(Dataset excerpt)

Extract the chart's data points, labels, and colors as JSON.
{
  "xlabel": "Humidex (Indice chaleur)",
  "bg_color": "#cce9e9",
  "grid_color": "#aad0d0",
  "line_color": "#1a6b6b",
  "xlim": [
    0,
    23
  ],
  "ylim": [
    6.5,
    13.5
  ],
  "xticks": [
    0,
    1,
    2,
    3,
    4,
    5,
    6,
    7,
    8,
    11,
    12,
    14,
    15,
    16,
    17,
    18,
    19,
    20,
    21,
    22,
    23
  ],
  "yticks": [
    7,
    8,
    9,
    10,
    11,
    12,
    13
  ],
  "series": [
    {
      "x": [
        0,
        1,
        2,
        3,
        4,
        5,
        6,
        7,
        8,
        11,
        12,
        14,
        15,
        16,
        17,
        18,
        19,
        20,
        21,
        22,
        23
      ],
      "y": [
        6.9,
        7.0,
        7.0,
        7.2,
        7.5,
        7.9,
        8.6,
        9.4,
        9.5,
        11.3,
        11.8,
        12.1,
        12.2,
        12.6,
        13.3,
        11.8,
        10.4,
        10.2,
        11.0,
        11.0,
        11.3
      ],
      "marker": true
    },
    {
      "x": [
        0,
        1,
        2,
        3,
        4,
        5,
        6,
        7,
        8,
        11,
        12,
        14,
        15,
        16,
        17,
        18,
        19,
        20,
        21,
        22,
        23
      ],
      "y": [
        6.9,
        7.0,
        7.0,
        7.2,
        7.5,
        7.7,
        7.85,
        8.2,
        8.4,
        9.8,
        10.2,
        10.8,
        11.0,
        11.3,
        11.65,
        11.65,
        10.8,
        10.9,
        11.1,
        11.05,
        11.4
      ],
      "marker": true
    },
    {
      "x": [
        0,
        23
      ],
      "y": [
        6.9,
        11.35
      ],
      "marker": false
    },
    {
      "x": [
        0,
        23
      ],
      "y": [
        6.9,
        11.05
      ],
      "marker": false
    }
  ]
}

# Goal:
Without omitting anything, output the entries exactly.

# Reply:
Extract the chart's data points, labels, and colors as JSON.
{
  "xlabel": "Humidex (Indice chaleur)",
  "bg_color": "#cce9e9",
  "grid_color": "#aad0d0",
  "line_color": "#1a6b6b",
  "xlim": [
    0,
    23
  ],
  "ylim": [
    6.5,
    13.5
  ],
  "xticks": [
    0,
    1,
    2,
    3,
    4,
    5,
    6,
    7,
    8,
    11,
    12,
    14,
    15,
    16,
    17,
    18,
    19,
    20,
    21,
    22,
    23
  ],
  "yticks": [
    7,
    8,
    9,
    10,
    11,
    12,
    13
  ],
  "series": [
    {
      "x": [
        0,
        1,
        2,
        3,
        4,
        5,
        6,
        7,
        8,
        11,
        12,
        14,
        15,
        16,
        17,
        18,
        19,
        20,
        21,
        22,
        23
      ],
      "y": [
        6.9,
        7.0,
        7.0,
        7.2,
        7.5,
        7.9,
        8.6,
        9.4,
        9.5,
        11.3,
        11.8,
        12.1,
        12.2,
        12.6,
        13.3,
        11.8,
        10.4,
        10.2,
        11.0,
        11.0,
        11.3
      ],
      "marker": true
    },
    {
      "x": [
        0,
        1,
        2,
        3,
        4,
        5,
        6,
        7,
        8,
        11,
        12,
        14,
        15,
        16,
        17,
        18,
        19,
        20,
        21,
        22,
        23
      ],
      "y": [
        6.9,
        7.0,
        7.0,
        7.2,
        7.5,
        7.7,
        7.85,
        8.2,
        8.4,
        9.8,
        10.2,
        10.8,
        11.0,
        11.3,
        11.65,
        11.65,
        10.8,
        10.9,
        11.1,
        11.05,
        11.4
      ],
      "marker": true
    },
    {
      "x": [
        0,
        23
      ],
      "y": [
        6.9,
        11.35
      ],
      "marker": false
    },
    {
      "x": [
        0,
        23
      ],
      "y": [
        6.9,
        11.05
      ],
      "marker": false
    }
  ]
}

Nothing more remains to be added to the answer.